▶ _Data records_
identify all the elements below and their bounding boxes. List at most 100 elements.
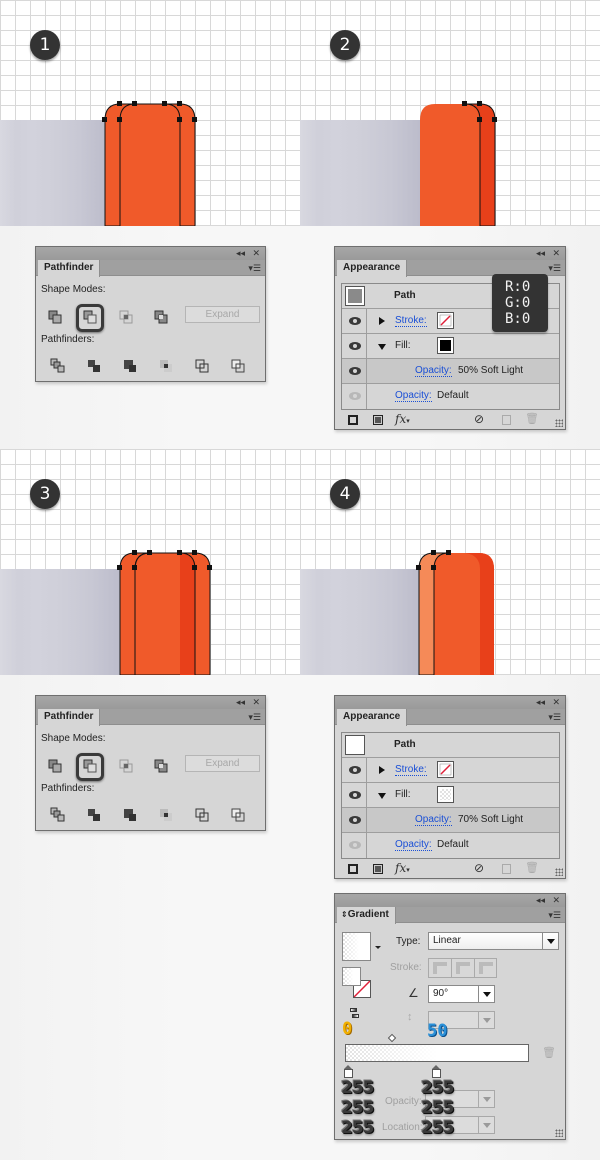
- midpoint-diamond[interactable]: [387, 1033, 397, 1043]
- tab-appearance[interactable]: Appearance: [337, 260, 407, 277]
- unite-icon[interactable]: [47, 758, 63, 774]
- reverse-gradient-icon[interactable]: [348, 1008, 362, 1018]
- close-icon[interactable]: ✕: [552, 247, 560, 260]
- exclude-icon[interactable]: [153, 758, 169, 774]
- minus-back-icon[interactable]: [230, 358, 246, 374]
- panel-menu-icon[interactable]: ▾☰: [548, 909, 561, 921]
- chevron-down-icon[interactable]: [478, 1012, 494, 1028]
- stroke-link[interactable]: Stroke:: [395, 764, 427, 776]
- fill-opacity-row[interactable]: Opacity: 50% Soft Light: [342, 359, 559, 384]
- fill-opacity-link[interactable]: Opacity:: [415, 814, 452, 826]
- tab-pathfinder[interactable]: Pathfinder: [38, 260, 101, 277]
- unite-icon[interactable]: [47, 309, 63, 325]
- chevron-down-icon[interactable]: [478, 1091, 494, 1107]
- add-new-stroke-icon[interactable]: [348, 864, 358, 874]
- delete-stop-icon[interactable]: 🗑: [542, 1046, 556, 1059]
- fill-swatch[interactable]: [437, 337, 454, 354]
- gradient-stop-left[interactable]: [344, 1065, 353, 1078]
- collapse-icon[interactable]: ◂◂: [236, 247, 245, 260]
- collapse-triangle-icon[interactable]: [378, 793, 386, 799]
- fill-row[interactable]: Fill:: [342, 334, 559, 359]
- fx-icon[interactable]: fx▾: [395, 861, 410, 875]
- stroke-row[interactable]: Stroke:: [342, 758, 559, 783]
- clear-appearance-icon[interactable]: ⊘: [474, 412, 484, 426]
- opacity-link[interactable]: Opacity:: [395, 839, 432, 851]
- panel-menu-icon[interactable]: ▾☰: [548, 262, 561, 274]
- trash-icon[interactable]: 🗑: [525, 412, 539, 425]
- divide-icon[interactable]: [50, 807, 66, 823]
- fill-swatch-small[interactable]: [342, 967, 361, 986]
- trim-icon[interactable]: [86, 807, 102, 823]
- tab-appearance[interactable]: Appearance: [337, 709, 407, 726]
- duplicate-item-icon[interactable]: [502, 415, 511, 425]
- stroke-across-icon[interactable]: [475, 959, 497, 977]
- gradient-slider[interactable]: [345, 1044, 529, 1062]
- eye-icon[interactable]: [349, 841, 361, 849]
- type-dropdown[interactable]: Linear: [428, 932, 559, 950]
- eye-icon[interactable]: [349, 317, 361, 325]
- expand-triangle-icon[interactable]: [379, 766, 385, 774]
- collapse-triangle-icon[interactable]: [378, 344, 386, 350]
- trim-icon[interactable]: [86, 358, 102, 374]
- tab-gradient[interactable]: ⇕Gradient: [337, 907, 396, 924]
- eye-icon[interactable]: [349, 342, 361, 350]
- chevron-down-icon[interactable]: [542, 933, 558, 949]
- panel-title-bar[interactable]: ◂◂ ✕: [335, 247, 565, 260]
- panel-title-bar[interactable]: ◂◂ ✕: [36, 247, 265, 260]
- eye-icon[interactable]: [349, 392, 361, 400]
- panel-menu-icon[interactable]: ▾☰: [248, 262, 261, 274]
- add-new-fill-icon[interactable]: [373, 415, 383, 425]
- outline-icon[interactable]: [194, 358, 210, 374]
- intersect-icon[interactable]: [118, 309, 134, 325]
- opacity-row[interactable]: Opacity: Default: [342, 384, 559, 409]
- fill-opacity-link[interactable]: Opacity:: [415, 365, 452, 377]
- exclude-icon[interactable]: [153, 309, 169, 325]
- fill-opacity-row[interactable]: Opacity: 70% Soft Light: [342, 808, 559, 833]
- path-row[interactable]: Path: [342, 733, 559, 758]
- resize-grip[interactable]: [555, 1129, 563, 1137]
- panel-title-bar[interactable]: ◂◂ ✕: [36, 696, 265, 709]
- close-icon[interactable]: ✕: [552, 696, 560, 709]
- outline-icon[interactable]: [194, 807, 210, 823]
- add-new-fill-icon[interactable]: [373, 864, 383, 874]
- gradient-preview-swatch[interactable]: [342, 932, 371, 961]
- divide-icon[interactable]: [50, 358, 66, 374]
- collapse-icon[interactable]: ◂◂: [536, 696, 545, 709]
- expand-button[interactable]: Expand: [185, 755, 260, 772]
- gradient-stop-right[interactable]: [432, 1065, 441, 1078]
- stroke-swatch[interactable]: [437, 761, 454, 778]
- stroke-swatch[interactable]: [437, 312, 454, 329]
- panel-title-bar[interactable]: ◂◂ ✕: [335, 894, 565, 907]
- merge-icon[interactable]: [122, 807, 138, 823]
- resize-grip[interactable]: [555, 419, 563, 427]
- minus-front-icon[interactable]: [82, 758, 98, 774]
- expand-triangle-icon[interactable]: [379, 317, 385, 325]
- close-icon[interactable]: ✕: [252, 247, 260, 260]
- close-icon[interactable]: ✕: [252, 696, 260, 709]
- tab-pathfinder[interactable]: Pathfinder: [38, 709, 101, 726]
- panel-title-bar[interactable]: ◂◂ ✕: [335, 696, 565, 709]
- stroke-link[interactable]: Stroke:: [395, 315, 427, 327]
- angle-field[interactable]: 90°: [428, 985, 495, 1003]
- minus-front-icon[interactable]: [82, 309, 98, 325]
- crop-icon[interactable]: [158, 807, 174, 823]
- crop-icon[interactable]: [158, 358, 174, 374]
- gradient-preset-dropdown-icon[interactable]: [375, 946, 381, 949]
- stroke-along-icon[interactable]: [452, 959, 475, 977]
- eye-icon[interactable]: [349, 367, 361, 375]
- eye-icon[interactable]: [349, 766, 361, 774]
- intersect-icon[interactable]: [118, 758, 134, 774]
- panel-menu-icon[interactable]: ▾☰: [248, 711, 261, 723]
- fill-swatch[interactable]: [437, 786, 454, 803]
- expand-button[interactable]: Expand: [185, 306, 260, 323]
- duplicate-item-icon[interactable]: [502, 864, 511, 874]
- collapse-icon[interactable]: ◂◂: [536, 894, 545, 907]
- merge-icon[interactable]: [122, 358, 138, 374]
- resize-grip[interactable]: [555, 868, 563, 876]
- stroke-within-icon[interactable]: [429, 959, 452, 977]
- add-new-stroke-icon[interactable]: [348, 415, 358, 425]
- close-icon[interactable]: ✕: [552, 894, 560, 907]
- fill-row[interactable]: Fill:: [342, 783, 559, 808]
- collapse-icon[interactable]: ◂◂: [536, 247, 545, 260]
- eye-icon[interactable]: [349, 791, 361, 799]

▶ _Set problem_
Reproduce only the stretch of the data from the line containing "- midpoint-diamond[interactable]: [387, 1033, 397, 1043]" through the line containing "- fill-swatch[interactable]: [437, 337, 454, 354]", swapping "chevron-down-icon" for "arrow-down-icon" and leaving everything else unchanged.

▶ _Solution_
- midpoint-diamond[interactable]: [387, 1033, 397, 1043]
- tab-appearance[interactable]: Appearance: [337, 260, 407, 277]
- unite-icon[interactable]: [47, 758, 63, 774]
- reverse-gradient-icon[interactable]: [348, 1008, 362, 1018]
- close-icon[interactable]: ✕: [552, 247, 560, 260]
- exclude-icon[interactable]: [153, 758, 169, 774]
- minus-back-icon[interactable]: [230, 358, 246, 374]
- panel-menu-icon[interactable]: ▾☰: [548, 909, 561, 921]
- arrow-down-icon[interactable]: [478, 1012, 494, 1028]
- stroke-link[interactable]: Stroke:: [395, 764, 427, 776]
- fill-opacity-row[interactable]: Opacity: 50% Soft Light: [342, 359, 559, 384]
- fill-opacity-link[interactable]: Opacity:: [415, 814, 452, 826]
- tab-pathfinder[interactable]: Pathfinder: [38, 260, 101, 277]
- unite-icon[interactable]: [47, 309, 63, 325]
- arrow-down-icon[interactable]: [478, 1091, 494, 1107]
- add-new-stroke-icon[interactable]: [348, 864, 358, 874]
- delete-stop-icon[interactable]: 🗑: [542, 1046, 556, 1059]
- fill-swatch[interactable]: [437, 337, 454, 354]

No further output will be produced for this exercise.